EXERCISE: Select every line containing the word "Charity" from the material, and copy those lines.

Start of GIVEN RECORDS

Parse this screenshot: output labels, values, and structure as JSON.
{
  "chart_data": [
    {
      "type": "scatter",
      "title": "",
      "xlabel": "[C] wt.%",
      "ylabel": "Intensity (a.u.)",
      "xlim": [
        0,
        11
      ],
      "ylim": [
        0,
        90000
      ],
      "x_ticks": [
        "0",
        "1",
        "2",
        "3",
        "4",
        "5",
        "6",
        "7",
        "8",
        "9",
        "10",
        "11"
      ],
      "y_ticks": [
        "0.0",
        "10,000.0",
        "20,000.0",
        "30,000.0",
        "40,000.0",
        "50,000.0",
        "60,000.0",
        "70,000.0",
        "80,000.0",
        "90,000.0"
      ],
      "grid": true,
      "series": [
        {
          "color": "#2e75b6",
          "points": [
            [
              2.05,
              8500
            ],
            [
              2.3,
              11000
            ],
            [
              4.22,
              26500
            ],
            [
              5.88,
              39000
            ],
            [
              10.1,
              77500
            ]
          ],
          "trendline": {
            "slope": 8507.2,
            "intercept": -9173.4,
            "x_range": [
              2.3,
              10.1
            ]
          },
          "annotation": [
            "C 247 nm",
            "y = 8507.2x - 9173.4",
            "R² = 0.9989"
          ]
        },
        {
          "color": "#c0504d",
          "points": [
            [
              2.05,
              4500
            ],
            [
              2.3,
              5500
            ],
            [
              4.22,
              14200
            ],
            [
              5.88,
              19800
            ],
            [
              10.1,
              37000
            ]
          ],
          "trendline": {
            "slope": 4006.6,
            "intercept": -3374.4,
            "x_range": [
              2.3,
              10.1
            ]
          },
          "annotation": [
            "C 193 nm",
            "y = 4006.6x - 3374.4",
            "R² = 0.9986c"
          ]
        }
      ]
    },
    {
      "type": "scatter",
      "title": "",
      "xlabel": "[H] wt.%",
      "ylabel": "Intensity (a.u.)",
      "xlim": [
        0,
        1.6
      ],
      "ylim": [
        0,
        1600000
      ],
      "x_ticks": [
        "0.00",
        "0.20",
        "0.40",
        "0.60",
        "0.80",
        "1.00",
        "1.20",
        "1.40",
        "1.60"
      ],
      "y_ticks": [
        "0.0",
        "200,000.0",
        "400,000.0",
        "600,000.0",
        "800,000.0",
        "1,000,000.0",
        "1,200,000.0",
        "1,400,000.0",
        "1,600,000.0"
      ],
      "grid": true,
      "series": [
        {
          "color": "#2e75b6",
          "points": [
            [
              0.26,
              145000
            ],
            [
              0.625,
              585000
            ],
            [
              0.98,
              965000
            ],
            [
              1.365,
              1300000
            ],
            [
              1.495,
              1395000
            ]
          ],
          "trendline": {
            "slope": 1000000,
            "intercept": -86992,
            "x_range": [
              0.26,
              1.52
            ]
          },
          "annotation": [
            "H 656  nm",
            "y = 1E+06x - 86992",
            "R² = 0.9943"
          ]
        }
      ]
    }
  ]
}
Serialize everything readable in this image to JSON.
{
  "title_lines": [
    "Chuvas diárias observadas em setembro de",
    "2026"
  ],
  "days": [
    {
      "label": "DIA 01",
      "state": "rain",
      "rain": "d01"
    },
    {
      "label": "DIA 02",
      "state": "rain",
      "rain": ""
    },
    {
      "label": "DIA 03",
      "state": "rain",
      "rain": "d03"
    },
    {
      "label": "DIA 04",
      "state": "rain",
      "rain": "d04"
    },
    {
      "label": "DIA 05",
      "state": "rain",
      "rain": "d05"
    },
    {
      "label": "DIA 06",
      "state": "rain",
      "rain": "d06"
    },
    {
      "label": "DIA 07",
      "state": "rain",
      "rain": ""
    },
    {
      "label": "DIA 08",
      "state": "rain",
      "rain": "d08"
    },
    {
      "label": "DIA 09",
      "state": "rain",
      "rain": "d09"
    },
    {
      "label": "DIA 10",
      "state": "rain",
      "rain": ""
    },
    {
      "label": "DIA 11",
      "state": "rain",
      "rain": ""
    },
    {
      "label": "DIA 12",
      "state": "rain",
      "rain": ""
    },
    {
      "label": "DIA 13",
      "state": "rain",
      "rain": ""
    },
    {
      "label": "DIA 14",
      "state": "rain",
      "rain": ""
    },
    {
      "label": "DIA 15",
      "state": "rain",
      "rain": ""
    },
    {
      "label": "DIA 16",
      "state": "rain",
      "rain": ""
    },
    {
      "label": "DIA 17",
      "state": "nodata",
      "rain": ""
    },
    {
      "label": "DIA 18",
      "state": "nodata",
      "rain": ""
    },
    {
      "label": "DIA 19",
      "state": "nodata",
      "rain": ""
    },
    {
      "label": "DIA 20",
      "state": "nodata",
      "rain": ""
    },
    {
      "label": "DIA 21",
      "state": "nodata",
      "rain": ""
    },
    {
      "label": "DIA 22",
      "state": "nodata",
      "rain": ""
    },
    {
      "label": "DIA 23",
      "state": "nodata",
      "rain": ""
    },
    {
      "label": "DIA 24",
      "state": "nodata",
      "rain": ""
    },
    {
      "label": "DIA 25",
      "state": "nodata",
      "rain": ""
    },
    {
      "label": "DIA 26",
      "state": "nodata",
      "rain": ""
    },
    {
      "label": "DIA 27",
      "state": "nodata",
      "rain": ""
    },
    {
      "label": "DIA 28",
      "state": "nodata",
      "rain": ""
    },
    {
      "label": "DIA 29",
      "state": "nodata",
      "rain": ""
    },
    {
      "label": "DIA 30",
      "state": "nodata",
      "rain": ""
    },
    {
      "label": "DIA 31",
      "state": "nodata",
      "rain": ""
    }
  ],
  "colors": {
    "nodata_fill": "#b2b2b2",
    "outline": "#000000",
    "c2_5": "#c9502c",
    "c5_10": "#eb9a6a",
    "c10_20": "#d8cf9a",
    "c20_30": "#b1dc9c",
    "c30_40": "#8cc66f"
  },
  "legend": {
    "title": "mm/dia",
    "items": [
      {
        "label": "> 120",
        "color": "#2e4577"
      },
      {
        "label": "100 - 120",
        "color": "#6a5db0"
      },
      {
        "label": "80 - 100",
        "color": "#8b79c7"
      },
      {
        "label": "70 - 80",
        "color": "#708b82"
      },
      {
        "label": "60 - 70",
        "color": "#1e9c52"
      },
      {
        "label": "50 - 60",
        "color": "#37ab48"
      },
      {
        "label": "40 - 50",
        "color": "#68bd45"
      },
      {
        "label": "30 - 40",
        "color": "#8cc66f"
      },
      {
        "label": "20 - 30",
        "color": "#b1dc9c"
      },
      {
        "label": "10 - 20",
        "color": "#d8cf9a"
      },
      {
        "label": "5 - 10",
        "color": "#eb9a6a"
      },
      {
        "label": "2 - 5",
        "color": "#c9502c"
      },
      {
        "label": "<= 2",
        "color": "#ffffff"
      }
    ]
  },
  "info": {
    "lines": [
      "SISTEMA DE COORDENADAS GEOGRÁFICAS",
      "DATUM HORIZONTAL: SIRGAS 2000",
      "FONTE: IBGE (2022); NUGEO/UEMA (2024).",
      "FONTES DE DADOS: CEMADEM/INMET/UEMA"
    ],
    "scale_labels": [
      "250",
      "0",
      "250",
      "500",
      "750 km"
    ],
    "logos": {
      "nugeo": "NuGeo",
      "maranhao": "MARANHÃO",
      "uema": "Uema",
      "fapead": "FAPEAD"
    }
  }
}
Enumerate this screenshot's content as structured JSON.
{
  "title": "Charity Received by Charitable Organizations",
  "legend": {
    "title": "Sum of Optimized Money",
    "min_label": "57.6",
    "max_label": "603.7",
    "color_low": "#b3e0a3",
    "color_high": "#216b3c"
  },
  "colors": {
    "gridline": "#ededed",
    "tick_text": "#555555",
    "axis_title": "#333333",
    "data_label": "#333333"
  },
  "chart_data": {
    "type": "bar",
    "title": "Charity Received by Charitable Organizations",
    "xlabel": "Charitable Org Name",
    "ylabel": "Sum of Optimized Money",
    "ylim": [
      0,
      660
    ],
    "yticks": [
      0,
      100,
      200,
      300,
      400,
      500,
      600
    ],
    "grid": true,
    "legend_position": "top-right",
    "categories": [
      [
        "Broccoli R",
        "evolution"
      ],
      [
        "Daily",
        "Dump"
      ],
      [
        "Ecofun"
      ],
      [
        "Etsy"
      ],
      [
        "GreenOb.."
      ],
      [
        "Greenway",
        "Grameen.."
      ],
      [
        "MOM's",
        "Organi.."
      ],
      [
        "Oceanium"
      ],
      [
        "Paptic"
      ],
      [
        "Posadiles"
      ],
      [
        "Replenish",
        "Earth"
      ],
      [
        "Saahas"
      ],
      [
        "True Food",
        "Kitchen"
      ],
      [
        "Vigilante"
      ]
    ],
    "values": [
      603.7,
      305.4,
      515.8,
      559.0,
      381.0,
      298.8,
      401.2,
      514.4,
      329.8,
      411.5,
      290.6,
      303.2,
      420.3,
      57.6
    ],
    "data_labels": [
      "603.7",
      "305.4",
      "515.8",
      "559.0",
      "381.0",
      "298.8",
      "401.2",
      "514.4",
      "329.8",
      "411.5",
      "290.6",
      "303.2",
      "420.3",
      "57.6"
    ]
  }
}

End of GIVEN RECORDS

CORRECT OUTPUT:
  "title": "Charity Received by Charitable Organizations",
    "title": "Charity Received by Charitable Organizations",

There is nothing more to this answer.